> **Request**
Copy the data exactly; pictures stay out of the copy.

[A run of records]
---------------
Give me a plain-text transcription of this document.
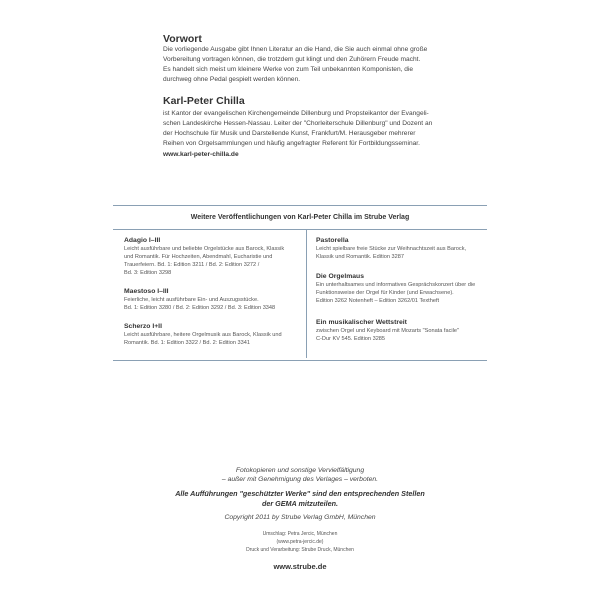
Vorwort
Die vorliegende Ausgabe gibt Ihnen Literatur an die Hand, die Sie auch einmal ohne große
Vorbereitung vortragen können, die trotzdem gut klingt und den Zuhörern Freude macht.
Es handelt sich meist um kleinere Werke von zum Teil unbekannten Komponisten, die
durchweg ohne Pedal gespielt werden können.
Karl-Peter Chilla
ist Kantor der evangelischen Kirchengemeinde Dillenburg und Propsteikantor der Evangeli-
schen Landeskirche Hessen-Nassau. Leiter der "Chorleiterschule Dillenburg" und Dozent an
der Hochschule für Musik und Darstellende Kunst, Frankfurt/M. Herausgeber mehrerer
Reihen von Orgelsammlungen und häufig angefragter Referent für Fortbildungsseminar.
www.karl-peter-chilla.de
Weitere Veröffentlichungen von Karl-Peter Chilla im Strube Verlag
Adagio I–III
Leicht ausführbare und beliebte Orgelstücke aus Barock, Klassik
und Romantik. Für Hochzeiten, Abendmahl, Eucharistie und
Trauerfeiern. Bd. 1: Edition 3211 / Bd. 2: Edition 3272 /
Bd. 3: Edition 3298
Maestoso I–III
Feierliche, leicht ausführbare Ein- und Auszugsstücke.
Bd. 1: Edition 3280 / Bd. 2: Edition 3292 / Bd. 3: Edition 3348
Scherzo I+II
Leicht ausführbare, heitere Orgelmusik aus Barock, Klassik und
Romantik. Bd. 1: Edition 3322 / Bd. 2: Edition 3341
Pastorella
Leicht spielbare freie Stücke zur Weihnachtszeit aus Barock,
Klassik und Romantik. Edition 3287
Die Orgelmaus
Ein unterhaltsames und informatives Gesprächskonzert über die
Funktionsweise der Orgel für Kinder (und Erwachsene).
Edition 3262 Notenheft – Edition 3262/01 Textheft
Ein musikalischer Wettstreit
zwischen Orgel und Keyboard mit Mozarts "Sonata facile"
C-Dur KV 545. Edition 3285
Fotokopieren und sonstige Vervielfältigung
– außer mit Genehmigung des Verlages – verboten.
Alle Aufführungen "geschützter Werke" sind den entsprechenden Stellen
der GEMA mitzuteilen.
Copyright 2011 by Strube Verlag GmbH, München
Umschlag: Petra Jercic, München
(www.petra-jercic.de)
Druck und Verarbeitung: Strube Druck, München
www.strube.de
---------------
> **Task result**
Give me a plain-text transcription of this document.
Vorwort
Die vorliegende Ausgabe gibt Ihnen Literatur an die Hand, die Sie auch einmal ohne große
Vorbereitung vortragen können, die trotzdem gut klingt und den Zuhörern Freude macht.
Es handelt sich meist um kleinere Werke von zum Teil unbekannten Komponisten, die
durchweg ohne Pedal gespielt werden können.
Karl-Peter Chilla
ist Kantor der evangelischen Kirchengemeinde Dillenburg und Propsteikantor der Evangeli-
schen Landeskirche Hessen-Nassau. Leiter der "Chorleiterschule Dillenburg" und Dozent an
der Hochschule für Musik und Darstellende Kunst, Frankfurt/M. Herausgeber mehrerer
Reihen von Orgelsammlungen und häufig angefragter Referent für Fortbildungsseminar.
www.karl-peter-chilla.de
Weitere Veröffentlichungen von Karl-Peter Chilla im Strube Verlag
Adagio I–III
Leicht ausführbare und beliebte Orgelstücke aus Barock, Klassik
und Romantik. Für Hochzeiten, Abendmahl, Eucharistie und
Trauerfeiern. Bd. 1: Edition 3211 / Bd. 2: Edition 3272 /
Bd. 3: Edition 3298
Maestoso I–III
Feierliche, leicht ausführbare Ein- und Auszugsstücke.
Bd. 1: Edition 3280 / Bd. 2: Edition 3292 / Bd. 3: Edition 3348
Scherzo I+II
Leicht ausführbare, heitere Orgelmusik aus Barock, Klassik und
Romantik. Bd. 1: Edition 3322 / Bd. 2: Edition 3341
Pastorella
Leicht spielbare freie Stücke zur Weihnachtszeit aus Barock,
Klassik und Romantik. Edition 3287
Die Orgelmaus
Ein unterhaltsames und informatives Gesprächskonzert über die
Funktionsweise der Orgel für Kinder (und Erwachsene).
Edition 3262 Notenheft – Edition 3262/01 Textheft
Ein musikalischer Wettstreit
zwischen Orgel und Keyboard mit Mozarts "Sonata facile"
C-Dur KV 545. Edition 3285
Fotokopieren und sonstige Vervielfältigung
– außer mit Genehmigung des Verlages – verboten.
Alle Aufführungen "geschützter Werke" sind den entsprechenden Stellen
der GEMA mitzuteilen.
Copyright 2011 by Strube Verlag GmbH, München
Umschlag: Petra Jercic, München
(www.petra-jercic.de)
Druck und Verarbeitung: Strube Druck, München
www.strube.de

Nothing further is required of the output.